_Material provided_:
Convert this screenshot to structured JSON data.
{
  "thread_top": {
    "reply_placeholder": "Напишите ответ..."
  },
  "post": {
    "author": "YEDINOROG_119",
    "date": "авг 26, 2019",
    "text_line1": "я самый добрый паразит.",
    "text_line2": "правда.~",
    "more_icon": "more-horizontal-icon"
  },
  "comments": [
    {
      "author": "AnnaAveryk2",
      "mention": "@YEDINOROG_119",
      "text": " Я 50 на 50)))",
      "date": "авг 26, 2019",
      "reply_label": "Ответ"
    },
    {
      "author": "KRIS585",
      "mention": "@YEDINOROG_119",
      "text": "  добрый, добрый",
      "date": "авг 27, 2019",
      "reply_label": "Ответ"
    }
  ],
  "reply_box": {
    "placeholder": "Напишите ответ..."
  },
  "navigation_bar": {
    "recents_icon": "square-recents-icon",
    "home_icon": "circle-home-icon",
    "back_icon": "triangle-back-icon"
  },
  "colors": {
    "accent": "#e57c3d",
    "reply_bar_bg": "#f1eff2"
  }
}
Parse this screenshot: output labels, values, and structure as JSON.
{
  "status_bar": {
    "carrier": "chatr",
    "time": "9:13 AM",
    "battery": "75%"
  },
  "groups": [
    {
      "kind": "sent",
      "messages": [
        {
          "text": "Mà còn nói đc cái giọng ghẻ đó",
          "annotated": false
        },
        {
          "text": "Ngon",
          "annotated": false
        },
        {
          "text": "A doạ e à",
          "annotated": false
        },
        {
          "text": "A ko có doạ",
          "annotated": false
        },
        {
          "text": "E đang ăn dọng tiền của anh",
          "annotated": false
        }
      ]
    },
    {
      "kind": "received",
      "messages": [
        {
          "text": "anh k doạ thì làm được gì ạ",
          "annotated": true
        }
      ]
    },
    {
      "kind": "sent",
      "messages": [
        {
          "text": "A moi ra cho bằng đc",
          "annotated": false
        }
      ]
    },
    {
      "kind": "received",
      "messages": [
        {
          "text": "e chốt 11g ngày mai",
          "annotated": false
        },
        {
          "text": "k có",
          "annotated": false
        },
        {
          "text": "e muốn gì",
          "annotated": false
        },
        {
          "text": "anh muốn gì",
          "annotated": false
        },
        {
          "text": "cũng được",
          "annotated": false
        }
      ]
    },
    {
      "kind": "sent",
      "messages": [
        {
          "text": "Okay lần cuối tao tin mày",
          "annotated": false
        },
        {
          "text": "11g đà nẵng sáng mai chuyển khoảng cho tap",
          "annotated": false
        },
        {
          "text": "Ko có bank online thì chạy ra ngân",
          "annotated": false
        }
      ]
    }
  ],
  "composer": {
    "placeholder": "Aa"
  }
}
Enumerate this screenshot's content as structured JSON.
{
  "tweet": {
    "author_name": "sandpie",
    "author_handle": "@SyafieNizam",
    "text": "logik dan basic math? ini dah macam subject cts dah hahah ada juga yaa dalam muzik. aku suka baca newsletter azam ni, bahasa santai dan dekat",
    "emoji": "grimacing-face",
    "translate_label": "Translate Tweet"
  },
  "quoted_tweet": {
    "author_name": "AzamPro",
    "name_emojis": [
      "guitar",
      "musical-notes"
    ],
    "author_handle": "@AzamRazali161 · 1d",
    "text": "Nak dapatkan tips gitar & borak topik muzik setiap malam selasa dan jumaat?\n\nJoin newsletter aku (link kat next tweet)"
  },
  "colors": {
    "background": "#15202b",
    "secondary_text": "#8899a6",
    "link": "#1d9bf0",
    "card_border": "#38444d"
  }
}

_Problem description_: Give the records above again, word for word.

_Full solution_:
Convert this screenshot to structured JSON data.
{
  "thread_top": {
    "reply_placeholder": "Напишите ответ..."
  },
  "post": {
    "author": "YEDINOROG_119",
    "date": "авг 26, 2019",
    "text_line1": "я самый добрый паразит.",
    "text_line2": "правда.~",
    "more_icon": "more-horizontal-icon"
  },
  "comments": [
    {
      "author": "AnnaAveryk2",
      "mention": "@YEDINOROG_119",
      "text": " Я 50 на 50)))",
      "date": "авг 26, 2019",
      "reply_label": "Ответ"
    },
    {
      "author": "KRIS585",
      "mention": "@YEDINOROG_119",
      "text": "  добрый, добрый",
      "date": "авг 27, 2019",
      "reply_label": "Ответ"
    }
  ],
  "reply_box": {
    "placeholder": "Напишите ответ..."
  },
  "navigation_bar": {
    "recents_icon": "square-recents-icon",
    "home_icon": "circle-home-icon",
    "back_icon": "triangle-back-icon"
  },
  "colors": {
    "accent": "#e57c3d",
    "reply_bar_bg": "#f1eff2"
  }
}
Parse this screenshot: output labels, values, and structure as JSON.
{
  "status_bar": {
    "carrier": "chatr",
    "time": "9:13 AM",
    "battery": "75%"
  },
  "groups": [
    {
      "kind": "sent",
      "messages": [
        {
          "text": "Mà còn nói đc cái giọng ghẻ đó",
          "annotated": false
        },
        {
          "text": "Ngon",
          "annotated": false
        },
        {
          "text": "A doạ e à",
          "annotated": false
        },
        {
          "text": "A ko có doạ",
          "annotated": false
        },
        {
          "text": "E đang ăn dọng tiền của anh",
          "annotated": false
        }
      ]
    },
    {
      "kind": "received",
      "messages": [
        {
          "text": "anh k doạ thì làm được gì ạ",
          "annotated": true
        }
      ]
    },
    {
      "kind": "sent",
      "messages": [
        {
          "text": "A moi ra cho bằng đc",
          "annotated": false
        }
      ]
    },
    {
      "kind": "received",
      "messages": [
        {
          "text": "e chốt 11g ngày mai",
          "annotated": false
        },
        {
          "text": "k có",
          "annotated": false
        },
        {
          "text": "e muốn gì",
          "annotated": false
        },
        {
          "text": "anh muốn gì",
          "annotated": false
        },
        {
          "text": "cũng được",
          "annotated": false
        }
      ]
    },
    {
      "kind": "sent",
      "messages": [
        {
          "text": "Okay lần cuối tao tin mày",
          "annotated": false
        },
        {
          "text": "11g đà nẵng sáng mai chuyển khoảng cho tap",
          "annotated": false
        },
        {
          "text": "Ko có bank online thì chạy ra ngân",
          "annotated": false
        }
      ]
    }
  ],
  "composer": {
    "placeholder": "Aa"
  }
}
Enumerate this screenshot's content as structured JSON.
{
  "tweet": {
    "author_name": "sandpie",
    "author_handle": "@SyafieNizam",
    "text": "logik dan basic math? ini dah macam subject cts dah hahah ada juga yaa dalam muzik. aku suka baca newsletter azam ni, bahasa santai dan dekat",
    "emoji": "grimacing-face",
    "translate_label": "Translate Tweet"
  },
  "quoted_tweet": {
    "author_name": "AzamPro",
    "name_emojis": [
      "guitar",
      "musical-notes"
    ],
    "author_handle": "@AzamRazali161 · 1d",
    "text": "Nak dapatkan tips gitar & borak topik muzik setiap malam selasa dan jumaat?\n\nJoin newsletter aku (link kat next tweet)"
  },
  "colors": {
    "background": "#15202b",
    "secondary_text": "#8899a6",
    "link": "#1d9bf0",
    "card_border": "#38444d"
  }
}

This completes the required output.